#### WHAT IS REQUIRED
Count lines with the string "name" in them. State the number alone.

#### Collected data entries
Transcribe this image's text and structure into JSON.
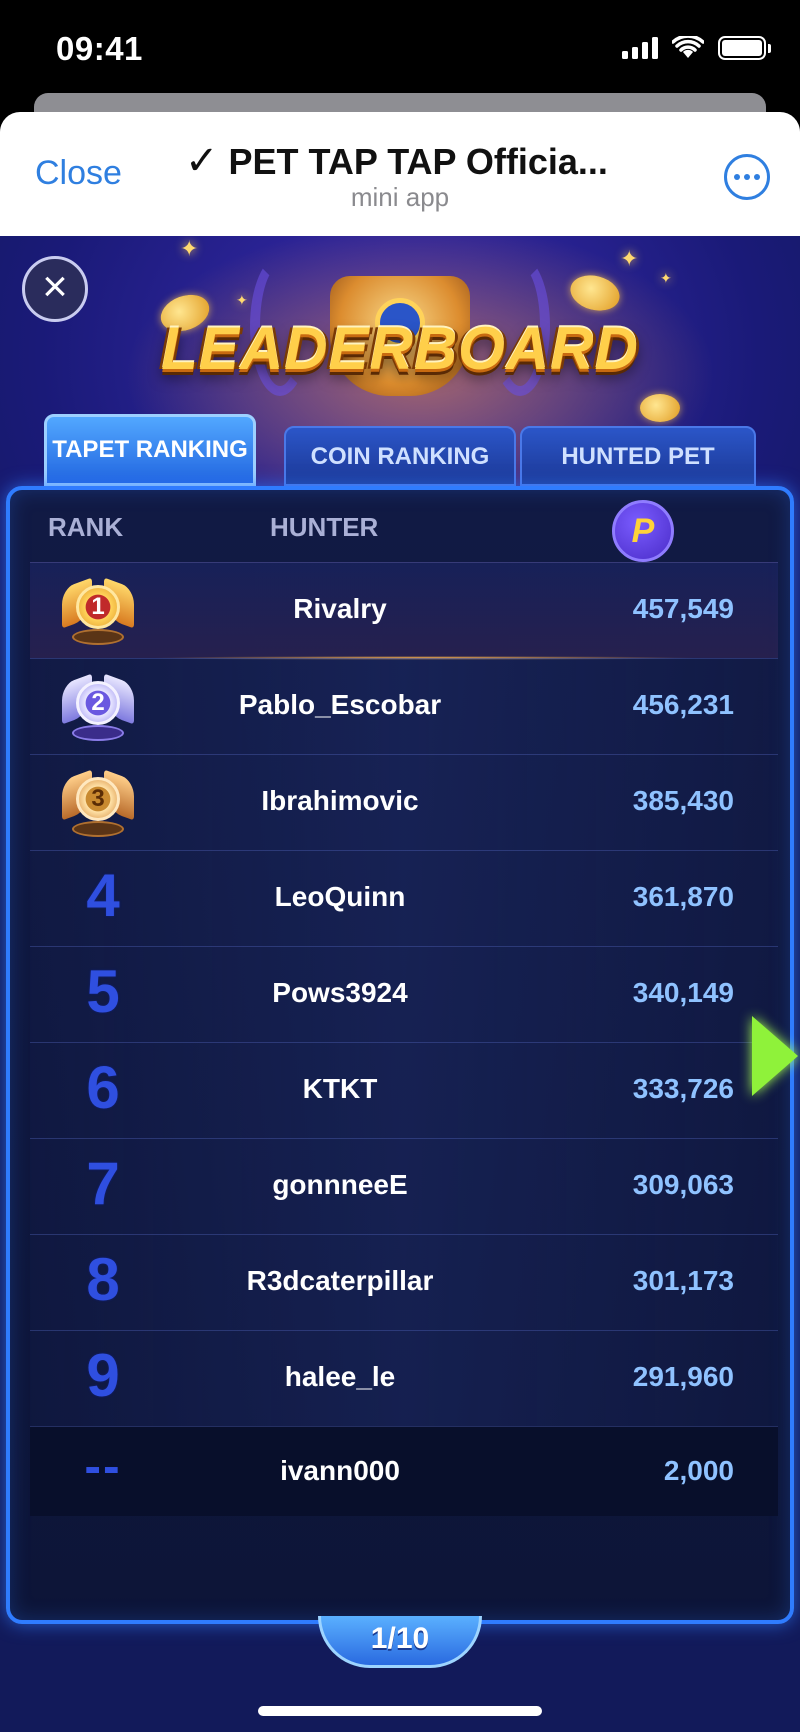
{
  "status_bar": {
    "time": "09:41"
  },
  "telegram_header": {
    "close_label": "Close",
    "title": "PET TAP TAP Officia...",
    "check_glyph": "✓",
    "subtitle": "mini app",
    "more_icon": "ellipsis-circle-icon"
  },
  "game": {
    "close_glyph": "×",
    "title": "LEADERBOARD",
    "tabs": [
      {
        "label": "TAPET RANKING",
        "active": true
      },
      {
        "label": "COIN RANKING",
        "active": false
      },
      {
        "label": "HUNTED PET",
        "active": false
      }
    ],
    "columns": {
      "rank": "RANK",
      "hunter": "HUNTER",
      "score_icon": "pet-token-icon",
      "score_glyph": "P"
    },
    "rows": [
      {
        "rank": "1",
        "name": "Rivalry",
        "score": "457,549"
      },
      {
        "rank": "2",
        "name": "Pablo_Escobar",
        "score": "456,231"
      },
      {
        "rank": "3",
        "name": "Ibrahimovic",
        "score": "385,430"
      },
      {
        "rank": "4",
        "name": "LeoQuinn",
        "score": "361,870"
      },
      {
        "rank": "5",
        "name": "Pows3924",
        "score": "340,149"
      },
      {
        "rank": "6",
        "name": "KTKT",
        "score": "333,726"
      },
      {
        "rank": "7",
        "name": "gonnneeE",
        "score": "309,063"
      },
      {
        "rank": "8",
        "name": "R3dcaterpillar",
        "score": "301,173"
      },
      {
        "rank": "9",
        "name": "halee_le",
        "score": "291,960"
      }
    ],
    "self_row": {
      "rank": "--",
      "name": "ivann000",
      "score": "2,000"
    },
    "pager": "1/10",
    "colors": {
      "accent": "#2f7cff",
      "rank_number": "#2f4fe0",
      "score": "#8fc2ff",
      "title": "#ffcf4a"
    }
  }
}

#### SOLUTION TO THE EXERCISE
10